Records from a data collection
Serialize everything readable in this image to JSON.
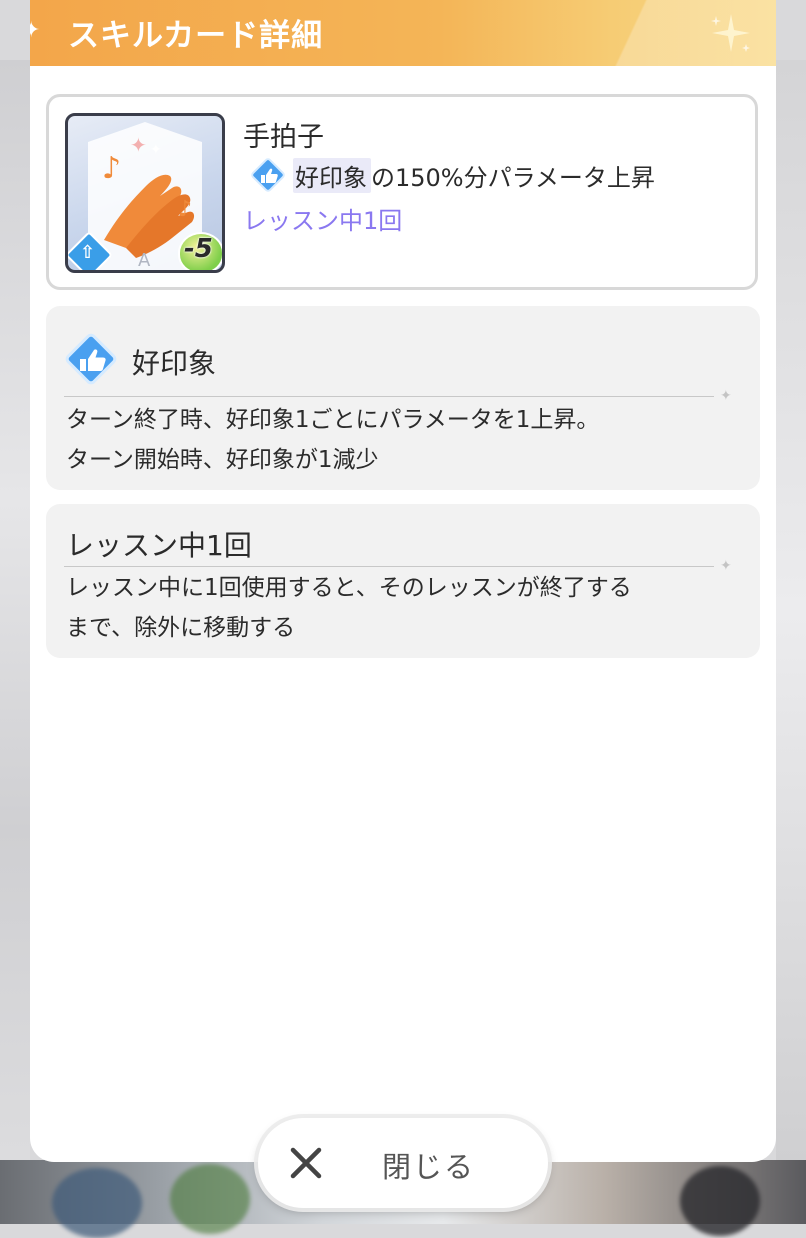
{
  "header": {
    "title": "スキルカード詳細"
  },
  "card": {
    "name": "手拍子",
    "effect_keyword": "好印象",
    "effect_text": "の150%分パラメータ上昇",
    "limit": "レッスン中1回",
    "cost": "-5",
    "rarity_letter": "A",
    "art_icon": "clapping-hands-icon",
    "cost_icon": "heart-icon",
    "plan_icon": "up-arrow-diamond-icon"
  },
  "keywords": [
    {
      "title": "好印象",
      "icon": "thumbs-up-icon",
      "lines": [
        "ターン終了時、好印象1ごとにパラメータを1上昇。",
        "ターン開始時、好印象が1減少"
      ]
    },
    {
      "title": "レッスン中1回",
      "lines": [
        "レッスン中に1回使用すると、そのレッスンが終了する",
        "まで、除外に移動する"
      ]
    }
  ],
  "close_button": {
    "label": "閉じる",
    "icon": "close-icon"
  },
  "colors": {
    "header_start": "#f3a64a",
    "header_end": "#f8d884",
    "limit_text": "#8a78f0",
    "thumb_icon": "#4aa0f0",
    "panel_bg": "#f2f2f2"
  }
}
...
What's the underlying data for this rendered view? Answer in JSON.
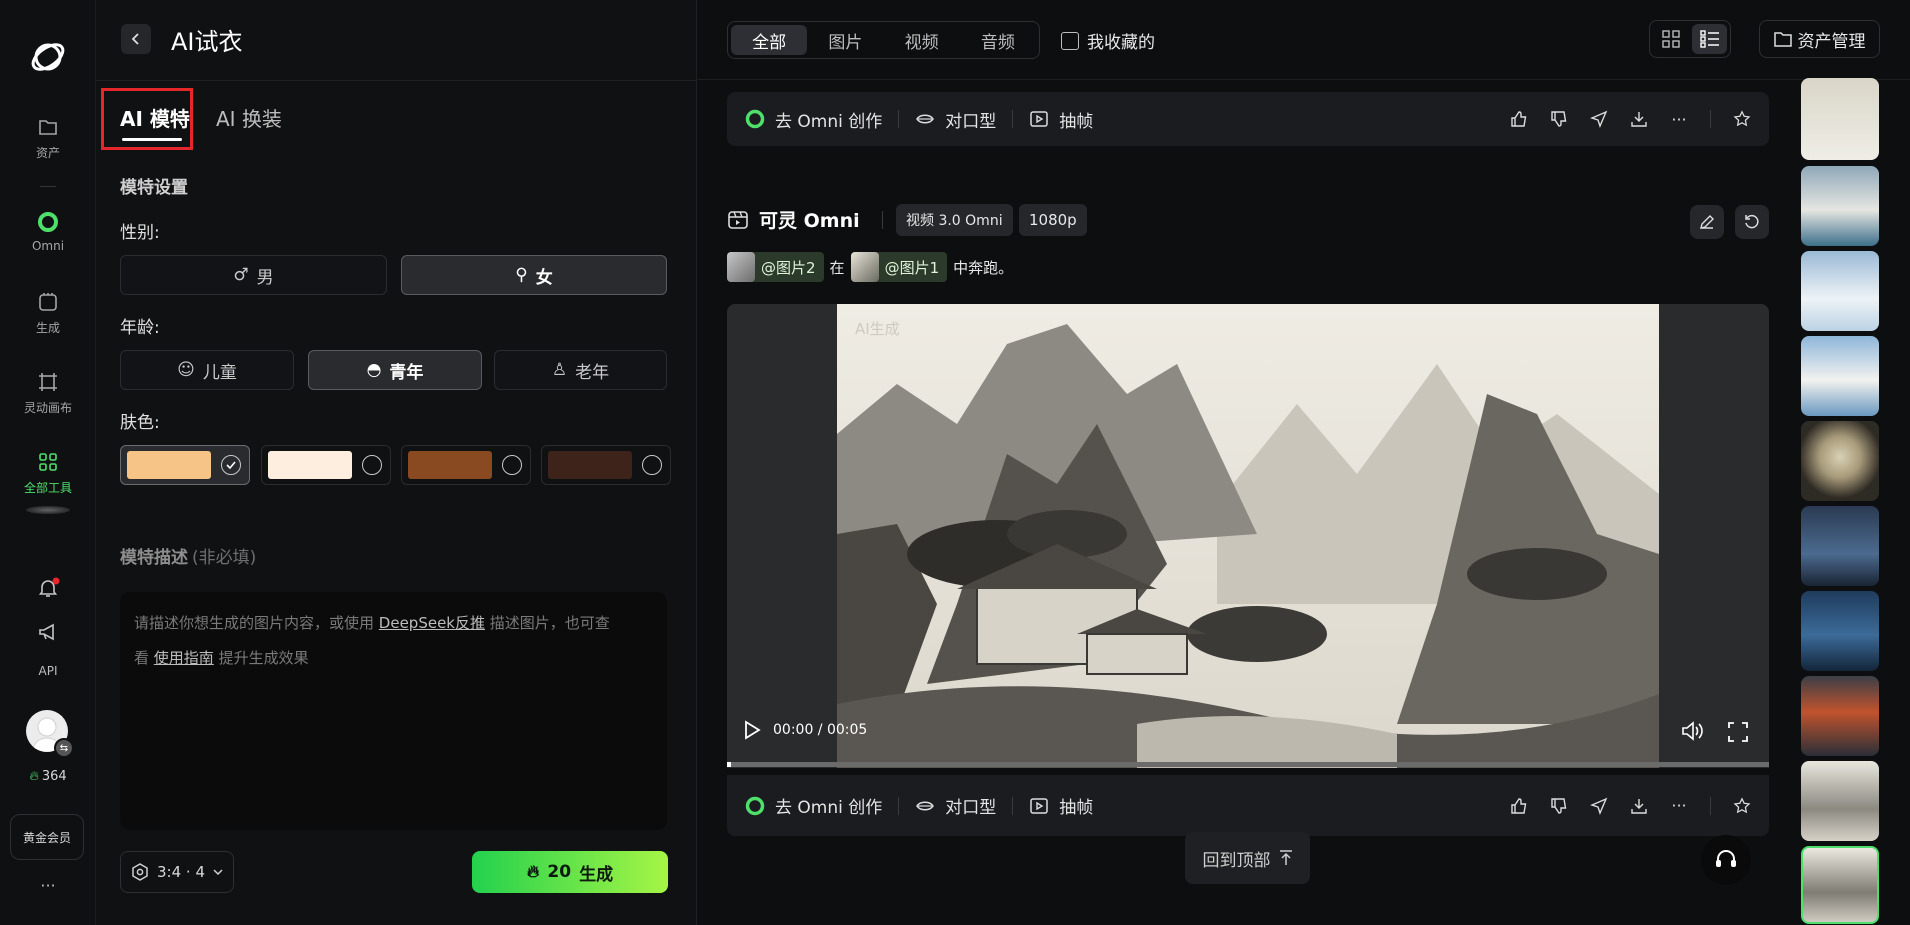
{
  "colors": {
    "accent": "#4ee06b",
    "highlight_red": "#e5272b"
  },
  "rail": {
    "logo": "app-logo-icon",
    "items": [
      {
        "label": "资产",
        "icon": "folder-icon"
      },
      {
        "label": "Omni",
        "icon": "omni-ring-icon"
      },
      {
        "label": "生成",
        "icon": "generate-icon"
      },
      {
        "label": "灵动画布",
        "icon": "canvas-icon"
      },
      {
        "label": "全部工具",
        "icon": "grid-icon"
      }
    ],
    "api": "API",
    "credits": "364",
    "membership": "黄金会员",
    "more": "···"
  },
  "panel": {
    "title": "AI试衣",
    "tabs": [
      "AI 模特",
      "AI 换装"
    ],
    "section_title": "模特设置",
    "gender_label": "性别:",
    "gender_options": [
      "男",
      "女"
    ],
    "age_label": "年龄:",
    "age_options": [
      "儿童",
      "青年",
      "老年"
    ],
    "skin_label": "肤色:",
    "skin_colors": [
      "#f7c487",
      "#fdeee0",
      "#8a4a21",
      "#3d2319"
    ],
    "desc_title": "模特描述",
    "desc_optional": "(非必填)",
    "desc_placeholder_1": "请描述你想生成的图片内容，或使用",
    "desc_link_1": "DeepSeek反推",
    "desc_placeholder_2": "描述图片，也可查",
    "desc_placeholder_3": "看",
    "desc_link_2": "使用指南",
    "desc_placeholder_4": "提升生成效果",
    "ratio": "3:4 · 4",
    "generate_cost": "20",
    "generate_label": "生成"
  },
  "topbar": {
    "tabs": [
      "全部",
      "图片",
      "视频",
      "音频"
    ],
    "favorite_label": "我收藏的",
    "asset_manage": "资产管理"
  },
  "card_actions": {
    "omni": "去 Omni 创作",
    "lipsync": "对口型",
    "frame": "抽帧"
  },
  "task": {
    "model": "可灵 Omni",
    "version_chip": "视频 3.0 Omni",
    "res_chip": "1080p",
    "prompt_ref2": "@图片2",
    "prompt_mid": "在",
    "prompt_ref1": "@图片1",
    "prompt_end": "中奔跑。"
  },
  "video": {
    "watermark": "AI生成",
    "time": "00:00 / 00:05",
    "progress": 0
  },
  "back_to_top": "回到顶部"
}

#### Written instruction:
In the entries above, find lines with "this" and copy each.

#### Reply:
Serialize everything readable in this image to JSON.
What's the underlying data for this rendered view? Answer in JSON.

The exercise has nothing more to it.